▶ _TASK TO COMPLETE_: Pick out all lines with the word "يقصد" from the records that follow.

--- --- ---

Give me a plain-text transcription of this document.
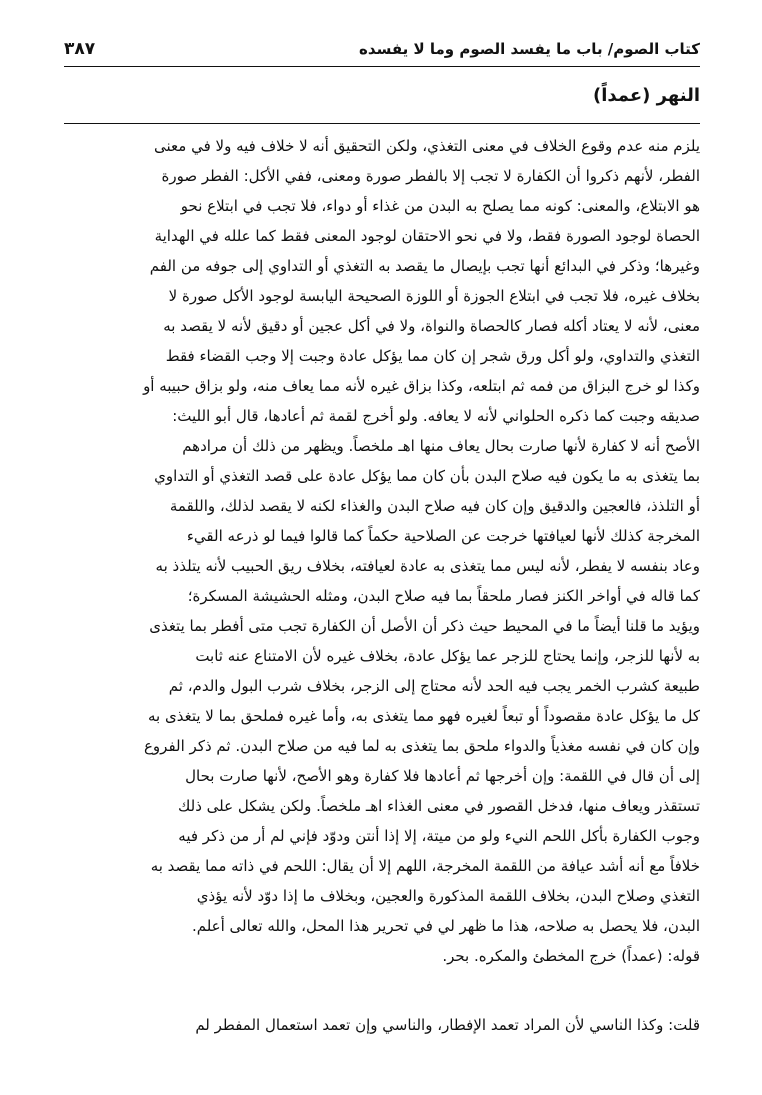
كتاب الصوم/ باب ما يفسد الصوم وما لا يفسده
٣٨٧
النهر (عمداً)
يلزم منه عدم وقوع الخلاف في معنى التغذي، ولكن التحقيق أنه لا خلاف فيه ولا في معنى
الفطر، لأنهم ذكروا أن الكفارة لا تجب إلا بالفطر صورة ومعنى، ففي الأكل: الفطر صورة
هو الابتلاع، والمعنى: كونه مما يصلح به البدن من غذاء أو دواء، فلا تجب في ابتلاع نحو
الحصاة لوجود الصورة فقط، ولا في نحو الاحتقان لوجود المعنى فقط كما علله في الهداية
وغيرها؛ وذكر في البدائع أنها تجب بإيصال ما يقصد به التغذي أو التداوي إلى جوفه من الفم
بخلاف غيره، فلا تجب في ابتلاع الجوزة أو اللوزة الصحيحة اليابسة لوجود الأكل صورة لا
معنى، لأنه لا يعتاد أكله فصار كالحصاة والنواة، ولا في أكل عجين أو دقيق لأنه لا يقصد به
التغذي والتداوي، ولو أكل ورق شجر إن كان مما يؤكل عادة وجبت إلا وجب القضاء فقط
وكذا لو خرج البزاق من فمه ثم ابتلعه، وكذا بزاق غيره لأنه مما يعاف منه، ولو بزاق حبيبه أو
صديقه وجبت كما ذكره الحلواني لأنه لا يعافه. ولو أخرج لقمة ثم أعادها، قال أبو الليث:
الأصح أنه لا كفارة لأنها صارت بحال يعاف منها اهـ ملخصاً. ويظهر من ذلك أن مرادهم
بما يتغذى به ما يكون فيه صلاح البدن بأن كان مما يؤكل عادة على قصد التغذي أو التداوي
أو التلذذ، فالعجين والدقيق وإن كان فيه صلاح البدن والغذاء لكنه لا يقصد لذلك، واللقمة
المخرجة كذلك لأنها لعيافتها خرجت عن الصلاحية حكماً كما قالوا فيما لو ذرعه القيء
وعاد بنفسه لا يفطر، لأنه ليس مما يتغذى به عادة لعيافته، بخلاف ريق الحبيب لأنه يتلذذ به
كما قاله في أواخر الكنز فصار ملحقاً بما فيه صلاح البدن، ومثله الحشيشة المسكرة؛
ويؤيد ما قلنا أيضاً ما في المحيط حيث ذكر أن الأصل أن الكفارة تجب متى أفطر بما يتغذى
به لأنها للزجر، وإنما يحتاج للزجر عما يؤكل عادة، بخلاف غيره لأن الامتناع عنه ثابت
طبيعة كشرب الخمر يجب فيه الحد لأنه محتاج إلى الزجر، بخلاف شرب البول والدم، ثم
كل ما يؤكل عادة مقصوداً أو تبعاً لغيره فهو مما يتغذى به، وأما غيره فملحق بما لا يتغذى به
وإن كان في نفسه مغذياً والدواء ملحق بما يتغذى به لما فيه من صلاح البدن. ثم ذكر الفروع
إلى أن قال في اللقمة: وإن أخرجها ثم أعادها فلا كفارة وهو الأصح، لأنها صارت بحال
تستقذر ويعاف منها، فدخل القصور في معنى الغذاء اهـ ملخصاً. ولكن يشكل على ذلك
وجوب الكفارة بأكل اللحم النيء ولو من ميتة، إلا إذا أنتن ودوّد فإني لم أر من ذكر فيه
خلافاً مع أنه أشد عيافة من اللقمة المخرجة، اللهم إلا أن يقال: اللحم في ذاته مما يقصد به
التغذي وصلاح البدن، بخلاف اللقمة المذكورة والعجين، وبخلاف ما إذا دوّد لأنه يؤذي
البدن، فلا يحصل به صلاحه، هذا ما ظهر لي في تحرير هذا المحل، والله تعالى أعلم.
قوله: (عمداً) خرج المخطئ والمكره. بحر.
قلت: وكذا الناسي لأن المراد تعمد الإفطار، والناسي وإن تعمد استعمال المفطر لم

--- --- ---

▶ _THE OUTPUT_:
وغيرها؛ وذكر في البدائع أنها تجب بإيصال ما يقصد به التغذي أو التداوي إلى جوفه من الفم
معنى، لأنه لا يعتاد أكله فصار كالحصاة والنواة، ولا في أكل عجين أو دقيق لأنه لا يقصد به
أو التلذذ، فالعجين والدقيق وإن كان فيه صلاح البدن والغذاء لكنه لا يقصد لذلك، واللقمة
خلافاً مع أنه أشد عيافة من اللقمة المخرجة، اللهم إلا أن يقال: اللحم في ذاته مما يقصد به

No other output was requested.